▸ Brief
All lines below must be repeated exactly, with the pictures omitted.

▸ Provided records
[start]
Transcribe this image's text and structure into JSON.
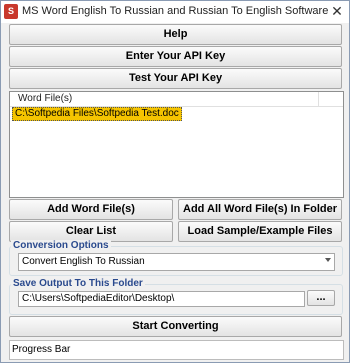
{
  "window": {
    "title": "MS Word English To Russian and Russian To English Software",
    "app_icon_glyph": "S",
    "close_glyph": "✕"
  },
  "buttons": {
    "help": "Help",
    "enter_api_key": "Enter Your API Key",
    "test_api_key": "Test Your API Key",
    "add_word_files": "Add Word File(s)",
    "add_all_in_folder": "Add All Word File(s) In Folder",
    "clear_list": "Clear List",
    "load_sample": "Load Sample/Example Files",
    "browse": "...",
    "start_converting": "Start Converting"
  },
  "file_list": {
    "column_header": "Word File(s)",
    "items": [
      "C:\\Softpedia Files\\Softpedia Test.doc"
    ]
  },
  "conversion_options": {
    "label": "Conversion Options",
    "selected": "Convert English To Russian"
  },
  "output": {
    "label": "Save Output To This Folder",
    "folder": "C:\\Users\\SoftpediaEditor\\Desktop\\"
  },
  "progress": {
    "label": "Progress Bar",
    "fraction": 0
  }
}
[end]
▸ Completed task
Transcribe this image's text and structure into JSON.
{
  "window": {
    "title": "MS Word English To Russian and Russian To English Software",
    "app_icon_glyph": "S",
    "close_glyph": "✕"
  },
  "buttons": {
    "help": "Help",
    "enter_api_key": "Enter Your API Key",
    "test_api_key": "Test Your API Key",
    "add_word_files": "Add Word File(s)",
    "add_all_in_folder": "Add All Word File(s) In Folder",
    "clear_list": "Clear List",
    "load_sample": "Load Sample/Example Files",
    "browse": "...",
    "start_converting": "Start Converting"
  },
  "file_list": {
    "column_header": "Word File(s)",
    "items": [
      "C:\\Softpedia Files\\Softpedia Test.doc"
    ]
  },
  "conversion_options": {
    "label": "Conversion Options",
    "selected": "Convert English To Russian"
  },
  "output": {
    "label": "Save Output To This Folder",
    "folder": "C:\\Users\\SoftpediaEditor\\Desktop\\"
  },
  "progress": {
    "label": "Progress Bar",
    "fraction": 0
  }
}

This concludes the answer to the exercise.